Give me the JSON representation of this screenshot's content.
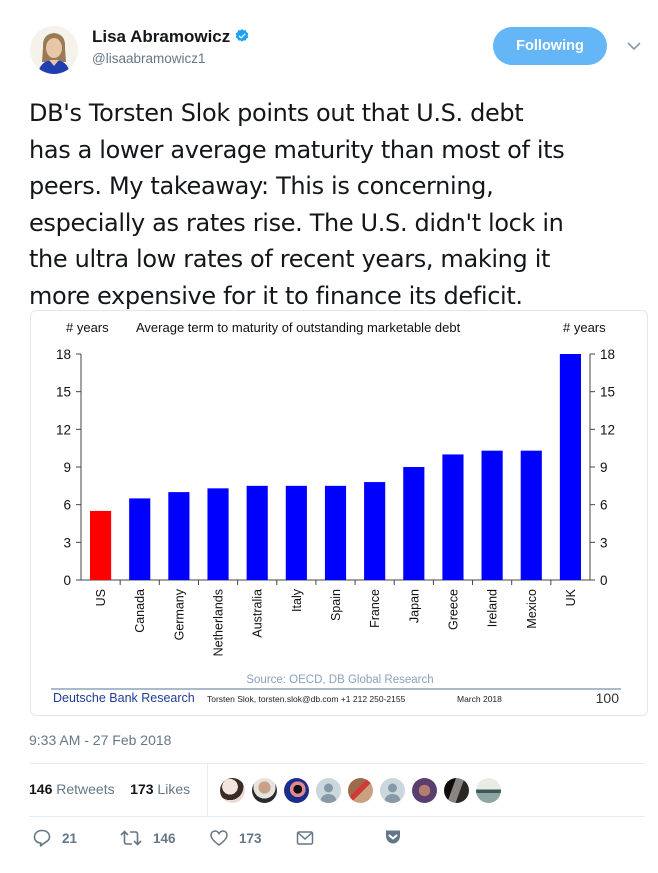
{
  "author": {
    "name": "Lisa Abramowicz",
    "handle": "@lisaabramowicz1",
    "verified_icon": "verified-badge-icon",
    "avatar": "profile-photo"
  },
  "follow_button": {
    "label": "Following"
  },
  "menu_caret": "chevron-down-icon",
  "tweet": {
    "text": "DB's Torsten Slok points out that U.S. debt\nhas a lower average maturity than most of its\npeers. My takeaway: This is concerning,\nespecially as rates rise. The U.S. didn't lock in\nthe ultra low rates of recent years, making it\nmore expensive for it to finance its deficit.",
    "timestamp": "9:33 AM - 27 Feb 2018"
  },
  "stats": {
    "retweets_count": "146",
    "retweets_label": "Retweets",
    "likes_count": "173",
    "likes_label": "Likes",
    "liker_avatars": 9
  },
  "actions": {
    "reply": {
      "icon": "reply-icon",
      "count": "21"
    },
    "retweet": {
      "icon": "retweet-icon",
      "count": "146"
    },
    "like": {
      "icon": "heart-icon",
      "count": "173"
    },
    "message": {
      "icon": "envelope-icon"
    },
    "pocket": {
      "icon": "pocket-icon"
    }
  },
  "colors": {
    "us_bar": "#ff0000",
    "other_bars": "#0000ff",
    "follow_button": "#64b6f6",
    "verified": "#1da1f2",
    "db_blue": "#1f3c99"
  },
  "chart_data": {
    "type": "bar",
    "title": "Average term to maturity of outstanding marketable debt",
    "ylabel_left": "# years",
    "ylabel_right": "# years",
    "xlabel": "",
    "ylim": [
      0,
      18
    ],
    "yticks": [
      0,
      3,
      6,
      9,
      12,
      15,
      18
    ],
    "grid": false,
    "categories": [
      "US",
      "Canada",
      "Germany",
      "Netherlands",
      "Australia",
      "Italy",
      "Spain",
      "France",
      "Japan",
      "Greece",
      "Ireland",
      "Mexico",
      "UK"
    ],
    "values": [
      5.5,
      6.5,
      7.0,
      7.3,
      7.5,
      7.5,
      7.5,
      7.8,
      9.0,
      10.0,
      10.3,
      10.3,
      18.0
    ],
    "highlight": "US",
    "source": "Source: OECD, DB Global Research",
    "footer": {
      "brand": "Deutsche Bank Research",
      "author": "Torsten Slok, torsten.slok@db.com  +1 212 250-2155",
      "date": "March 2018",
      "page": "100"
    }
  }
}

* Exercise aim *
Filter the data for the string "verified" and copy every line that has it.

* Task answer *
    "verified_icon": "verified-badge-icon",
    "verified": "#1da1f2",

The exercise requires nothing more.